CHALLENGE:
Return an exact copy of the lines from the one holding "What's the underlying" to the end of the data, including both the starting and final lines. Leave the pictures out.

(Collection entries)
━━━━━━━━━━━━━━━━

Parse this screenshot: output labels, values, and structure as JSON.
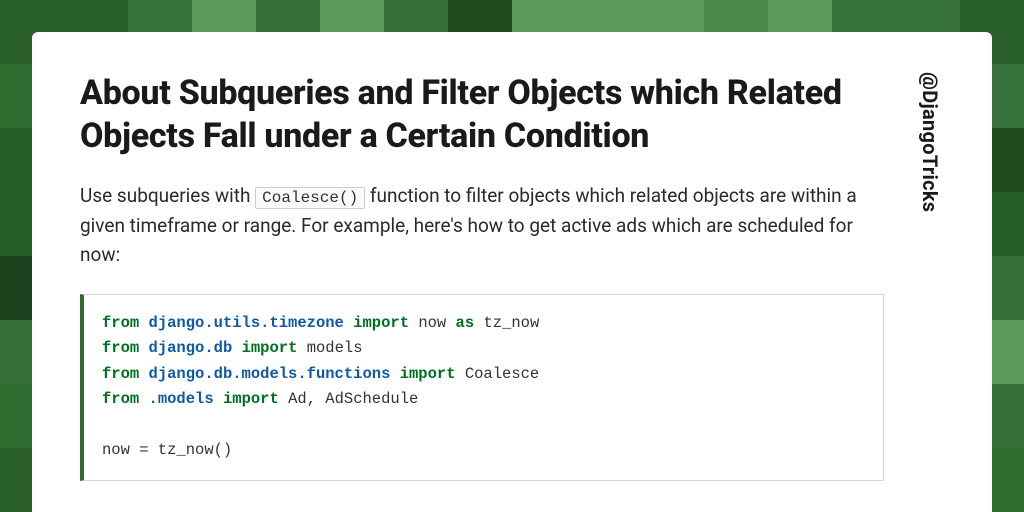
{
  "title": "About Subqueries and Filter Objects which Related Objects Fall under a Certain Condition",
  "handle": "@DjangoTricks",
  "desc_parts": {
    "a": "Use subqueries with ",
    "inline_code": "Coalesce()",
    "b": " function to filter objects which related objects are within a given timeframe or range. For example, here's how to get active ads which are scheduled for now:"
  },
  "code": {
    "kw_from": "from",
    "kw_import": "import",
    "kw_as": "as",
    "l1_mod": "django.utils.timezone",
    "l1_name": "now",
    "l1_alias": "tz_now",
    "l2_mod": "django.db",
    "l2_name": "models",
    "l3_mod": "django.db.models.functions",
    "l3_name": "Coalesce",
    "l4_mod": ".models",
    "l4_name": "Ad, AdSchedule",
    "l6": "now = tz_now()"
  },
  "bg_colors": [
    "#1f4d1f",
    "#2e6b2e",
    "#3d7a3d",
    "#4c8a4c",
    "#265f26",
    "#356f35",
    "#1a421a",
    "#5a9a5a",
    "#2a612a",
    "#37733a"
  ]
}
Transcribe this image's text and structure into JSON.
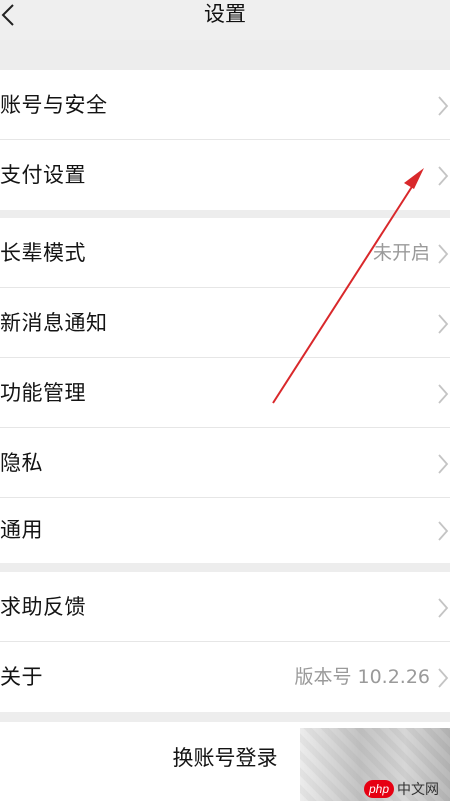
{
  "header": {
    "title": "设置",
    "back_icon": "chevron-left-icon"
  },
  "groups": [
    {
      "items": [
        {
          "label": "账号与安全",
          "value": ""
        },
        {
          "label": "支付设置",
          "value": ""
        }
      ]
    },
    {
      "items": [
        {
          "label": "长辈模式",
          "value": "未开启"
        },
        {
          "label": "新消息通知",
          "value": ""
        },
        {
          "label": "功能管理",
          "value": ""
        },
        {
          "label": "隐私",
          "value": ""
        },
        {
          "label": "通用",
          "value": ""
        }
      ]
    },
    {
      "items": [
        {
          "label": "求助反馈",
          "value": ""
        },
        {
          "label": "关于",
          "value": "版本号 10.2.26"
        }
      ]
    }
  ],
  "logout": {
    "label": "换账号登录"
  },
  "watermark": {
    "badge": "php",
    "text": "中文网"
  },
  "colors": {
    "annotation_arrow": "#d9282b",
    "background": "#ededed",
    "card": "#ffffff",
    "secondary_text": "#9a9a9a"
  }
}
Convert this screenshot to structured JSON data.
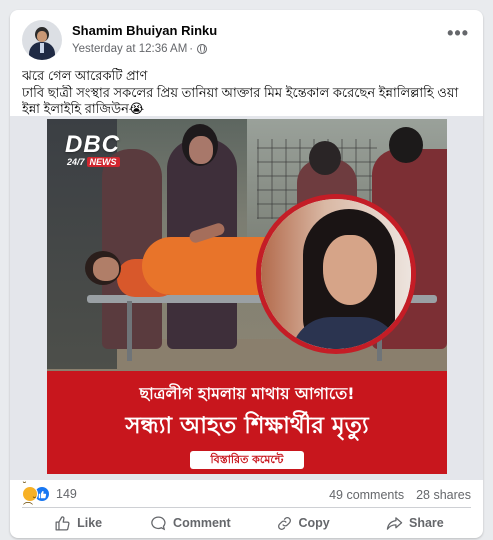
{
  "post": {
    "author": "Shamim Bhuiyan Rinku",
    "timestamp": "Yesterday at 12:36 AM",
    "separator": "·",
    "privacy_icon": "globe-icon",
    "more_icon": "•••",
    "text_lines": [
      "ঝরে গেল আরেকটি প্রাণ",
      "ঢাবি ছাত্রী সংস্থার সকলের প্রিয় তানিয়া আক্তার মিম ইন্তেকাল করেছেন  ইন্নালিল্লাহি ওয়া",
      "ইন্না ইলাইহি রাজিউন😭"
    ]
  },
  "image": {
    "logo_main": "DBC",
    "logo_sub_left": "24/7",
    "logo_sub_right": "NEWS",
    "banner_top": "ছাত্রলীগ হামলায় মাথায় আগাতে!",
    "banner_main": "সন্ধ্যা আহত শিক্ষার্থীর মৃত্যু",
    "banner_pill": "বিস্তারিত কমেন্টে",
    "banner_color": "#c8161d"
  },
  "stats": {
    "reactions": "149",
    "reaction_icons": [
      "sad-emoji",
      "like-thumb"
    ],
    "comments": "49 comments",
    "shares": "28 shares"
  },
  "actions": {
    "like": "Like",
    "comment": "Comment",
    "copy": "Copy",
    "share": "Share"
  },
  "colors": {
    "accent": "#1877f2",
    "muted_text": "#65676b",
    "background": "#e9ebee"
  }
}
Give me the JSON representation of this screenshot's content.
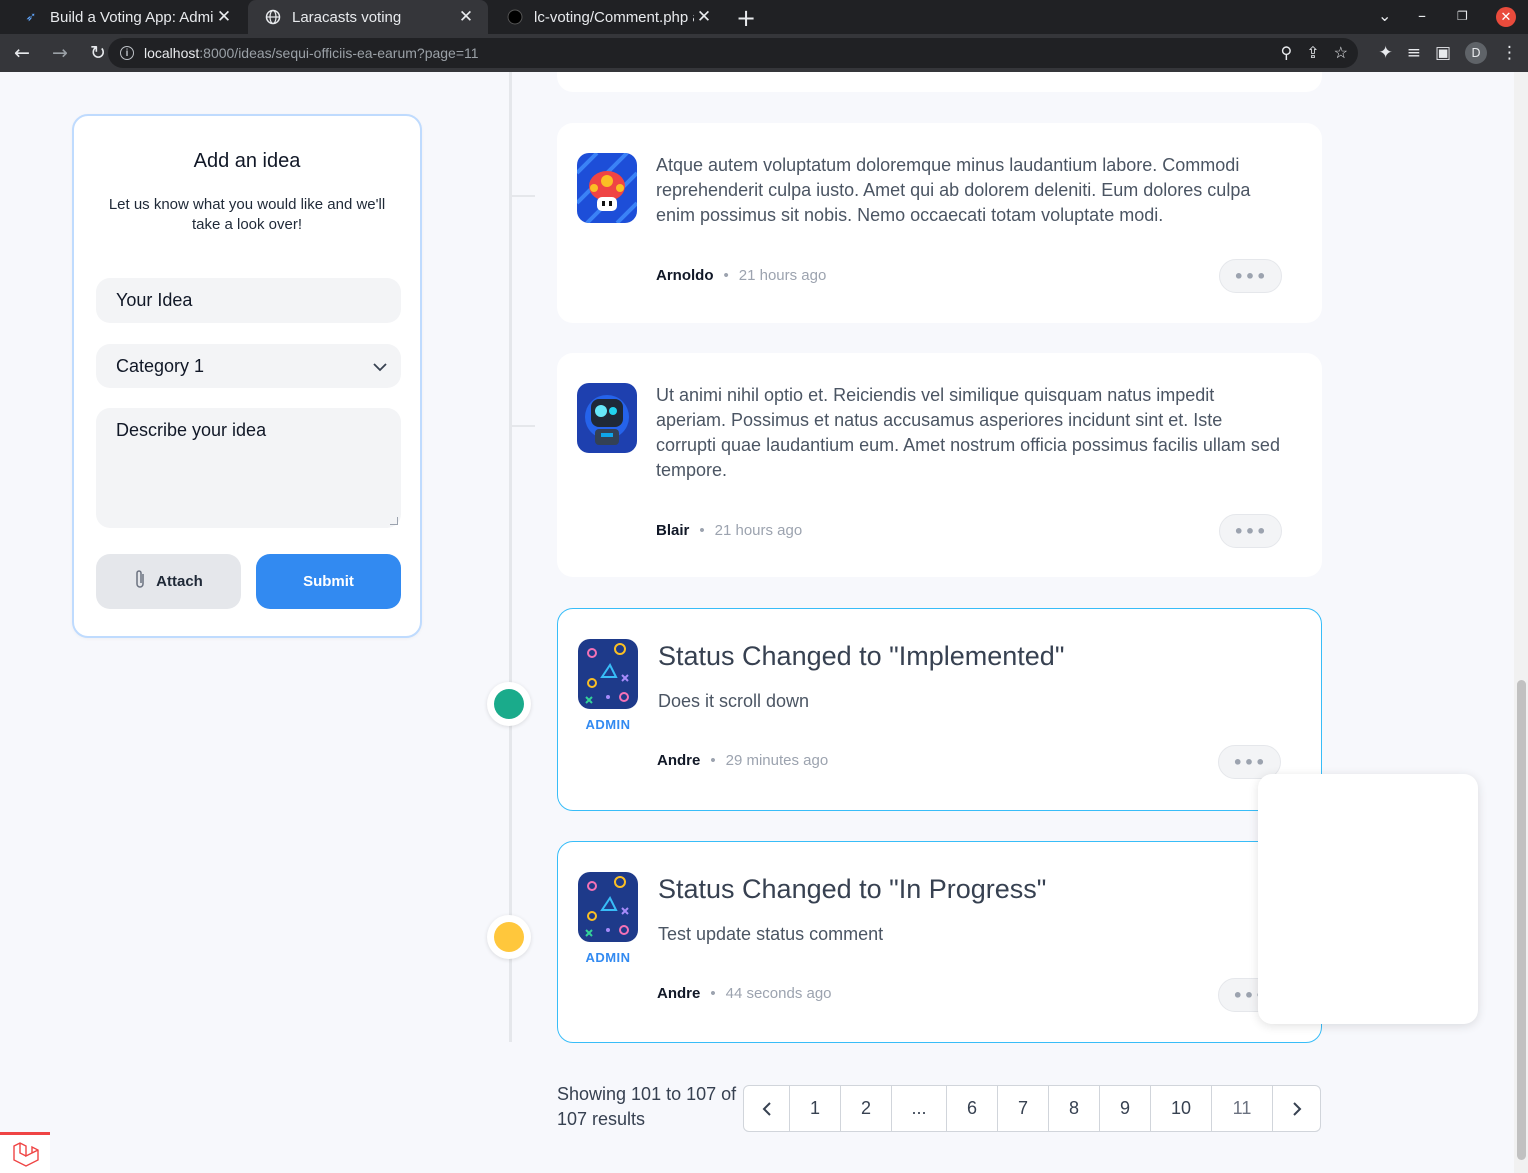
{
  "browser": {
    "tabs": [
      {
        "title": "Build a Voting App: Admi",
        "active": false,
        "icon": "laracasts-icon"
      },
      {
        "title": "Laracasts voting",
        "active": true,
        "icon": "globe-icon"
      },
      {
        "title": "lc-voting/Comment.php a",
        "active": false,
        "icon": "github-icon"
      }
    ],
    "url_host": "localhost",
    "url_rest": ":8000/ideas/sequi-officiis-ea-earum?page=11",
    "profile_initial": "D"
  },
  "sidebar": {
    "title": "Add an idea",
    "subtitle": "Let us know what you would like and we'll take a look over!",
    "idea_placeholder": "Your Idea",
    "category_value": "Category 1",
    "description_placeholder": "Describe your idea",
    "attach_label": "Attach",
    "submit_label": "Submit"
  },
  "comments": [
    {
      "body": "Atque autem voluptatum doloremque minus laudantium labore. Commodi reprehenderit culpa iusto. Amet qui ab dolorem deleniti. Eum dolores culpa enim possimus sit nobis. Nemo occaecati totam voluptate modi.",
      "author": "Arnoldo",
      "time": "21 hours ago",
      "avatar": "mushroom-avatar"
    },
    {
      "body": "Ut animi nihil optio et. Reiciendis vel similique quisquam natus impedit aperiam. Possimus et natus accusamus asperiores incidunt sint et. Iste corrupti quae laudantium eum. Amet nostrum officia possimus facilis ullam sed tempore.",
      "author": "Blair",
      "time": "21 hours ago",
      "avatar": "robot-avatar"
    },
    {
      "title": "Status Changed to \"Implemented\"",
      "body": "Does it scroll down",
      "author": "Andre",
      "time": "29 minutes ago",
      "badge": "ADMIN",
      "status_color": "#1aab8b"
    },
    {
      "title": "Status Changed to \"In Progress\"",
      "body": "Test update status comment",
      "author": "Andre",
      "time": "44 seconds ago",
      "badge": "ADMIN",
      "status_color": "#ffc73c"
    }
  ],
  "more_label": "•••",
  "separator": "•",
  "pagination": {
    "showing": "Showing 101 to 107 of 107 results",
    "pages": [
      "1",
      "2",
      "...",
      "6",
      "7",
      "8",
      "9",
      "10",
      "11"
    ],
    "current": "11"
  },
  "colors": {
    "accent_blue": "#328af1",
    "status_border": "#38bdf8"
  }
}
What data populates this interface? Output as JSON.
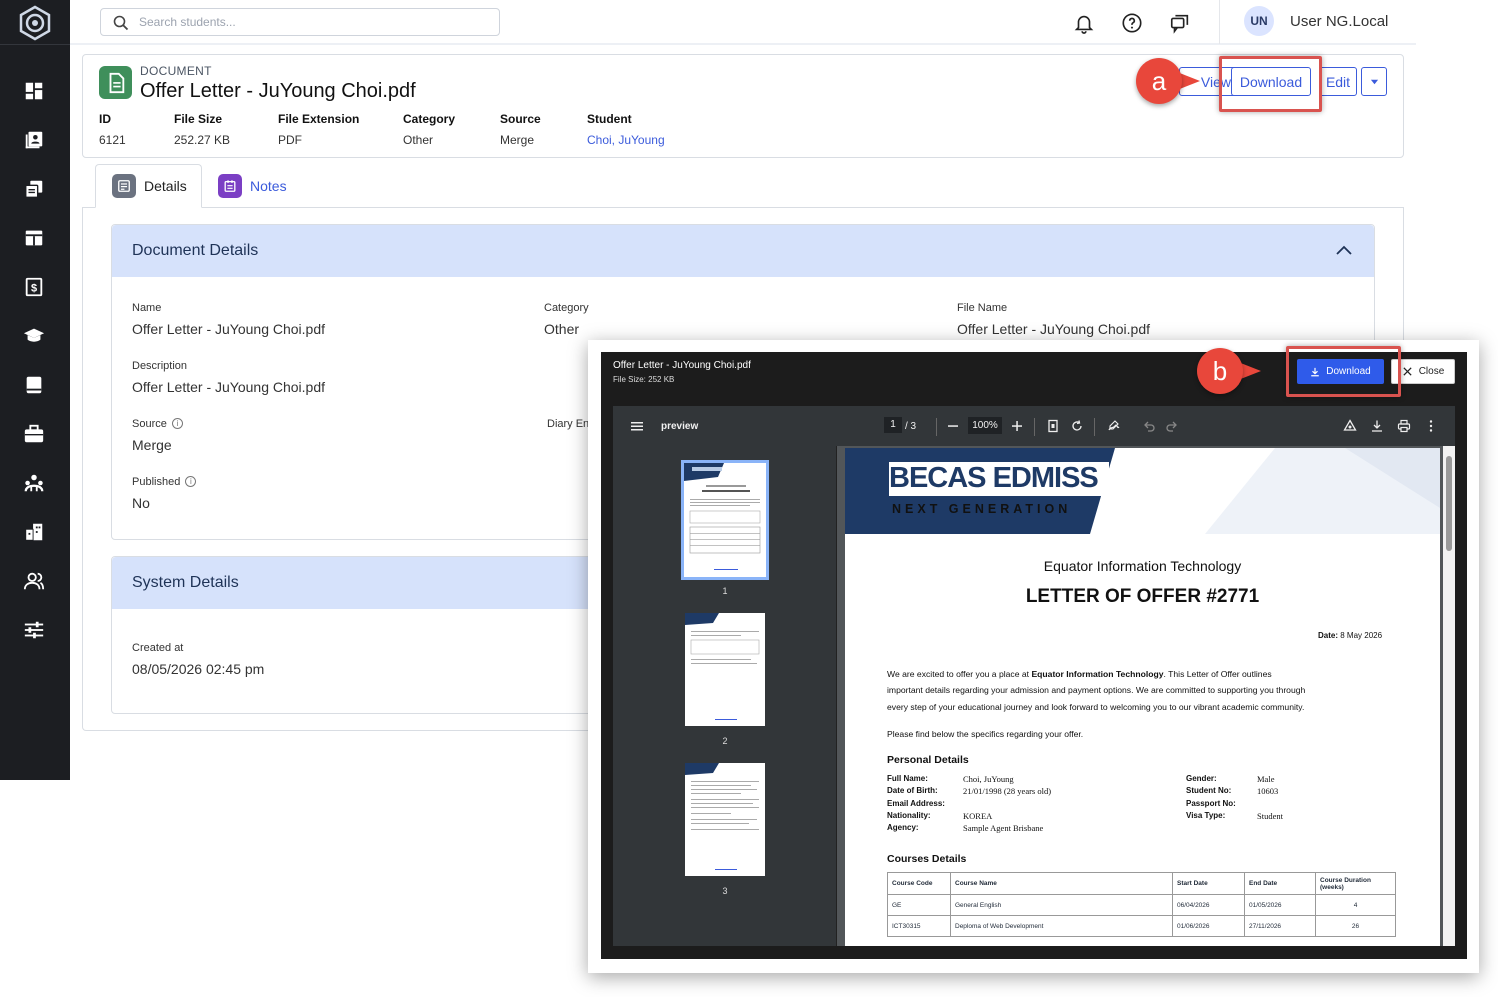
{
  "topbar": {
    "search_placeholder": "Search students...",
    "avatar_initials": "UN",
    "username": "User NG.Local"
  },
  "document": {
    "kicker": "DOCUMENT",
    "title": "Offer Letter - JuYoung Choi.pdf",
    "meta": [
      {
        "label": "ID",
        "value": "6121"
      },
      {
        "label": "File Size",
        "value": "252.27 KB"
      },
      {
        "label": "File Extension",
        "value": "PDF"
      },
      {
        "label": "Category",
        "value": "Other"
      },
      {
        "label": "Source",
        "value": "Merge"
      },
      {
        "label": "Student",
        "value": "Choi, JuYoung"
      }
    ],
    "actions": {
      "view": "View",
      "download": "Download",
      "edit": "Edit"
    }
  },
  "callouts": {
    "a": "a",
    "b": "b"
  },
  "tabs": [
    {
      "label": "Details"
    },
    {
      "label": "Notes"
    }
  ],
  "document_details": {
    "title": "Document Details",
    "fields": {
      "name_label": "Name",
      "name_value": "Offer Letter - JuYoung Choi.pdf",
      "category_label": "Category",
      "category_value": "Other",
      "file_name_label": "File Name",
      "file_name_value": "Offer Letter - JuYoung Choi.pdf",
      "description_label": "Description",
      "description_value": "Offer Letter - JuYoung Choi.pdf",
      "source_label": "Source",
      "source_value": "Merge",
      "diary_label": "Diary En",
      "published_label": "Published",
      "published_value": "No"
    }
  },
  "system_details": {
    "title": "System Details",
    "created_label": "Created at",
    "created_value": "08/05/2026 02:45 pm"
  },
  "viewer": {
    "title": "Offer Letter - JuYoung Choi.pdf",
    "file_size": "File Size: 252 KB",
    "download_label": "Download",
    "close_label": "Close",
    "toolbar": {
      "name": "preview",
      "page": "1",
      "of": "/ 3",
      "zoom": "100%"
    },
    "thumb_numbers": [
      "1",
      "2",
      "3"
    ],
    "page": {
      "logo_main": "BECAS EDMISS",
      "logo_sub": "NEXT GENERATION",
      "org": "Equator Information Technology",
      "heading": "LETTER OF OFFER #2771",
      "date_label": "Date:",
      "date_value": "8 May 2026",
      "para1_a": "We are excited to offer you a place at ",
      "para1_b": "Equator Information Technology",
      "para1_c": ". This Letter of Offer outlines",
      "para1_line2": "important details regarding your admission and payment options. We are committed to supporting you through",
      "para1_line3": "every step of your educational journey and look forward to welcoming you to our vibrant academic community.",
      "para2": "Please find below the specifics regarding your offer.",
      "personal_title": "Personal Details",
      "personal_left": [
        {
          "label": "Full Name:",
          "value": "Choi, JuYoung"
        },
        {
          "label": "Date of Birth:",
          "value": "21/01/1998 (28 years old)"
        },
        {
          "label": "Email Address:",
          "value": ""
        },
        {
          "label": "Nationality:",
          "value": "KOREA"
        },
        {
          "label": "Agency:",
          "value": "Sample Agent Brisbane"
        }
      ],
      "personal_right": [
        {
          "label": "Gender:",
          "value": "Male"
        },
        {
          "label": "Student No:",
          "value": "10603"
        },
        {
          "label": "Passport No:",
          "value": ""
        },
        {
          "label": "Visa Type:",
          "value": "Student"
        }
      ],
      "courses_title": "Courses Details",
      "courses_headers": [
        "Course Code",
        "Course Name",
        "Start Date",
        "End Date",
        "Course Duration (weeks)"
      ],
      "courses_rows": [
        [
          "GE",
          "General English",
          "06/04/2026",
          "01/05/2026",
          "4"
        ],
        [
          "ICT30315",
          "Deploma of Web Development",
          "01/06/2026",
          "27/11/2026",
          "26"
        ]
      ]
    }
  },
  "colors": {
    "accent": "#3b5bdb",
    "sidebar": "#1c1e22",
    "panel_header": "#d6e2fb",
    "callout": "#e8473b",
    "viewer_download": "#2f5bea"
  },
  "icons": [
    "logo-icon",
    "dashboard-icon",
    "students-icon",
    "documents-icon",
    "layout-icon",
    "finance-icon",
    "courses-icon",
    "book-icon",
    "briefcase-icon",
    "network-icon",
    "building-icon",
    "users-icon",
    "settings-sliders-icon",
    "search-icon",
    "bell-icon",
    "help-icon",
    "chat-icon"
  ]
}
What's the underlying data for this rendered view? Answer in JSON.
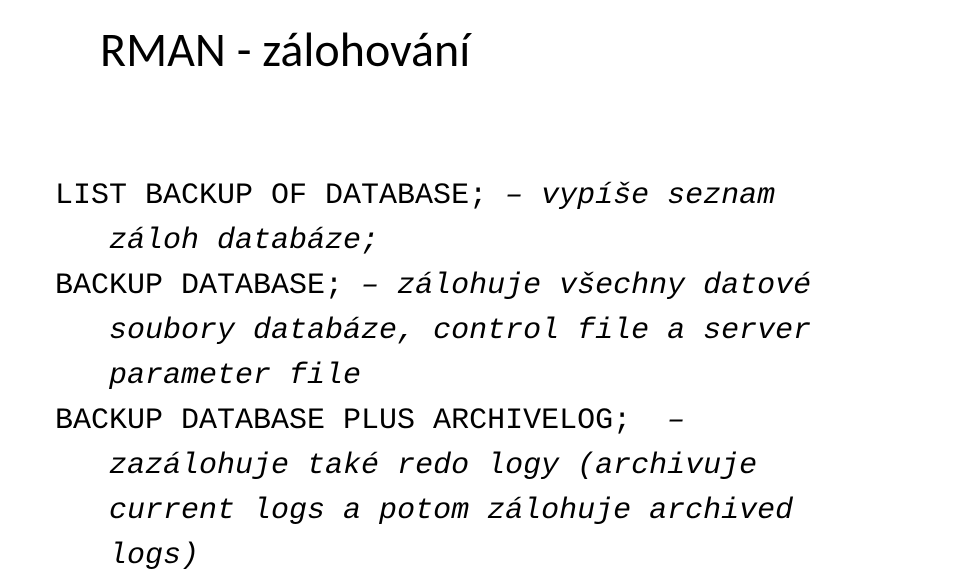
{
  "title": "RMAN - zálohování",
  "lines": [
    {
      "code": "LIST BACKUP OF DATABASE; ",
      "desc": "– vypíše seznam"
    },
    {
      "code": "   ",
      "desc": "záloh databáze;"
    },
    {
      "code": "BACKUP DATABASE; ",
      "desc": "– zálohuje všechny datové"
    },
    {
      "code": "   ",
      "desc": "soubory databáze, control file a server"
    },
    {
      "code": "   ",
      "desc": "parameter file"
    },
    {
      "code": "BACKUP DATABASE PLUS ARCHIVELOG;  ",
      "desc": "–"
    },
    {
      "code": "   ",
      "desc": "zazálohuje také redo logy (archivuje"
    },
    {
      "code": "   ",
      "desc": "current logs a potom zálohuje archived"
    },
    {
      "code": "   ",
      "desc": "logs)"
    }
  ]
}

━━━━━━━━━━━━━━━━

THE ANSWER:
What's the underlying data for this rendered view? Answer in JSON.
{
  "title": "RMAN - zálohování",
  "lines": [
    {
      "code": "LIST BACKUP OF DATABASE; ",
      "desc": "– vypíše seznam"
    },
    {
      "code": "   ",
      "desc": "záloh databáze;"
    },
    {
      "code": "BACKUP DATABASE; ",
      "desc": "– zálohuje všechny datové"
    },
    {
      "code": "   ",
      "desc": "soubory databáze, control file a server"
    },
    {
      "code": "   ",
      "desc": "parameter file"
    },
    {
      "code": "BACKUP DATABASE PLUS ARCHIVELOG;  ",
      "desc": "–"
    },
    {
      "code": "   ",
      "desc": "zazálohuje také redo logy (archivuje"
    },
    {
      "code": "   ",
      "desc": "current logs a potom zálohuje archived"
    },
    {
      "code": "   ",
      "desc": "logs)"
    }
  ]
}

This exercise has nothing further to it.